## Provided text:
There are many important things you will need to know, about both yourself, your parents/legal guardian, and the documents that you will need on hand, in order to complete the FAFSA. Some of the information needed is:

Student Information:

  • Social Security Number (if not US Citizen, don’t worry!)
  • Alien Registration or Permanent Resident Card (if not a U.S. citizen)
  • Driver’s License Number and State (if applicable)
  • If you are married, divorced, separated, or widowed— what month and year?
  • The Tax papers of two years prior to the academic year you are filing FAFSA for. Only applicable if you worked
    • I.E.: FAFSA for the 2017-2018 academic year would require 2015 taxes

Parent Information:

(Who is considered a parent on the FAFSA? https://studentaid.ed.gov/sa/sites/default/files/fafsa-parent.pdf):

  • Mother’s Social Security Number (if not US Citizen, don’t worry– enter 000-00-0000)
  • Mother’s Birth Date (mm/dd/yyyy)
  • Father’s Social Security Number (if not US Citizen, don’t worry– enter 000-00-0000)
  • Father’s Birth Date (mm/dd/yyyy)
  • If parents are married, divorced, separated, or widowed—month and year.
  • The Tax papers of two years prior to the academic year you are filing FAFSA for.
    • I.E.: FAFSA for the 2017-2018 academic year would require 2015 taxes
  • Net worth of parent’s investments, including real estate (not their home)
  • Net worth of parent’s current business or farms (not if you live on it and operate it)
  • As of today, parent’s current balance of cash, savings, and checking
  • Welfare benefits, including TANF for you or parents (no food stamps or subsidized housing)

## Data provided:
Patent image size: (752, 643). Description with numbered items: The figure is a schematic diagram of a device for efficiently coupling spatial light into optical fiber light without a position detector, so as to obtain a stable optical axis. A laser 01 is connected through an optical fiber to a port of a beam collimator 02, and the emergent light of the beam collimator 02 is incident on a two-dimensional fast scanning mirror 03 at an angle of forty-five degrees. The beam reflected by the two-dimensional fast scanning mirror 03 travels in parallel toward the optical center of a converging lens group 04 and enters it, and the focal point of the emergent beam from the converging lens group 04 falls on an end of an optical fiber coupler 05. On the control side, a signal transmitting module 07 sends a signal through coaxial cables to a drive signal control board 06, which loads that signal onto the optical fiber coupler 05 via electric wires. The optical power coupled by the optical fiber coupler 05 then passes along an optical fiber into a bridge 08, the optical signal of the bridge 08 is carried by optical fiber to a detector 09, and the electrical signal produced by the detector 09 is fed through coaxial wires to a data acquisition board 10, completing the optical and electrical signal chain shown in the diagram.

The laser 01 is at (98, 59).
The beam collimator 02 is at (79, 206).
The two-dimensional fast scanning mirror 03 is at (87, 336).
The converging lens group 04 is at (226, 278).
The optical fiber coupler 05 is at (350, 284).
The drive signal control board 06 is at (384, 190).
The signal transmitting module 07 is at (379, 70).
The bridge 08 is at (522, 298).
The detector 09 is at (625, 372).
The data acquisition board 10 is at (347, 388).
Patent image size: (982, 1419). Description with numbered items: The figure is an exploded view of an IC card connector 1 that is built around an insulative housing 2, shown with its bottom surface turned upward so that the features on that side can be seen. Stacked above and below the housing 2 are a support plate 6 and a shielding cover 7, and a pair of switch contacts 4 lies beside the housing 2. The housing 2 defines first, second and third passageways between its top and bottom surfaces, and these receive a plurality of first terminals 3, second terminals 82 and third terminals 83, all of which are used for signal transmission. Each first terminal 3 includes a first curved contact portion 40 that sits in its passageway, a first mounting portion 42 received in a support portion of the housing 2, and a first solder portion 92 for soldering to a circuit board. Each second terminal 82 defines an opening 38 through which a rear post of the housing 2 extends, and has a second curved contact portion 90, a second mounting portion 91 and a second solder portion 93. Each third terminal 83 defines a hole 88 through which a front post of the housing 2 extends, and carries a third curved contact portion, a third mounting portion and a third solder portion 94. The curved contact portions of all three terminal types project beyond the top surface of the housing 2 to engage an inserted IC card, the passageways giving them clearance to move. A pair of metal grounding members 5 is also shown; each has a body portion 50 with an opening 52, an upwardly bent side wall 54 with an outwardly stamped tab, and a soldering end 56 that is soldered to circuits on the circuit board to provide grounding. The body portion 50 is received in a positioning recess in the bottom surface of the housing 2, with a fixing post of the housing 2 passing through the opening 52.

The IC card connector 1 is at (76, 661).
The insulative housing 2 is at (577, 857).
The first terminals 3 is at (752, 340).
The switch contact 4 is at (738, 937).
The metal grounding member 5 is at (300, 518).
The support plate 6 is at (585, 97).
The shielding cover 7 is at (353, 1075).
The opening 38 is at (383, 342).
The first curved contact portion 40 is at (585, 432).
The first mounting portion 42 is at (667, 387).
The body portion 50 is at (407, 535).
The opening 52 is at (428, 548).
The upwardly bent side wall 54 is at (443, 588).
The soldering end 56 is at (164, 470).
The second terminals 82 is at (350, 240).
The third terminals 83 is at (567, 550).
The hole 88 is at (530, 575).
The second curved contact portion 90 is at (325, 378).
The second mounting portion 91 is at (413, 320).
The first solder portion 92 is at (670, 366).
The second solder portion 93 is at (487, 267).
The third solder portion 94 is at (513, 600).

## To be done:
1 > Print the FAFSA checklist verbatim from "(Who is considered" down to "Father’s Birth Date (mm/dd/yyyy)".
2 > Locate each line in the listing that contains the string "soldering", and copy those lines out in full.

## Answer set:
1 >
(Who is considered a parent on the FAFSA? https://studentaid.ed.gov/sa/sites/default/files/fafsa-parent.pdf):

  • Mother’s Social Security Number (if not US Citizen, don’t worry– enter 000-00-0000)
  • Mother’s Birth Date (mm/dd/yyyy)
  • Father’s Social Security Number (if not US Citizen, don’t worry– enter 000-00-0000)
  • Father’s Birth Date (mm/dd/yyyy)

2 >
Patent image size: (982, 1419). Description with numbered items: The figure is an exploded view of an IC card connector 1 that is built around an insulative housing 2, shown with its bottom surface turned upward so that the features on that side can be seen. Stacked above and below the housing 2 are a support plate 6 and a shielding cover 7, and a pair of switch contacts 4 lies beside the housing 2. The housing 2 defines first, second and third passageways between its top and bottom surfaces, and these receive a plurality of first terminals 3, second terminals 82 and third terminals 83, all of which are used for signal transmission. Each first terminal 3 includes a first curved contact portion 40 that sits in its passageway, a first mounting portion 42 received in a support portion of the housing 2, and a first solder portion 92 for soldering to a circuit board. Each second terminal 82 defines an opening 38 through which a rear post of the housing 2 extends, and has a second curved contact portion 90, a second mounting portion 91 and a second solder portion 93. Each third terminal 83 defines a hole 88 through which a front post of the housing 2 extends, and carries a third curved contact portion, a third mounting portion and a third solder portion 94. The curved contact portions of all three terminal types project beyond the top surface of the housing 2 to engage an inserted IC card, the passageways giving them clearance to move. A pair of metal grounding members 5 is also shown; each has a body portion 50 with an opening 52, an upwardly bent side wall 54 with an outwardly stamped tab, and a soldering end 56 that is soldered to circuits on the circuit board to provide grounding. The body portion 50 is received in a positioning recess in the bottom surface of the housing 2, with a fixing post of the housing 2 passing through the opening 52.
The soldering end 56 is at (164, 470).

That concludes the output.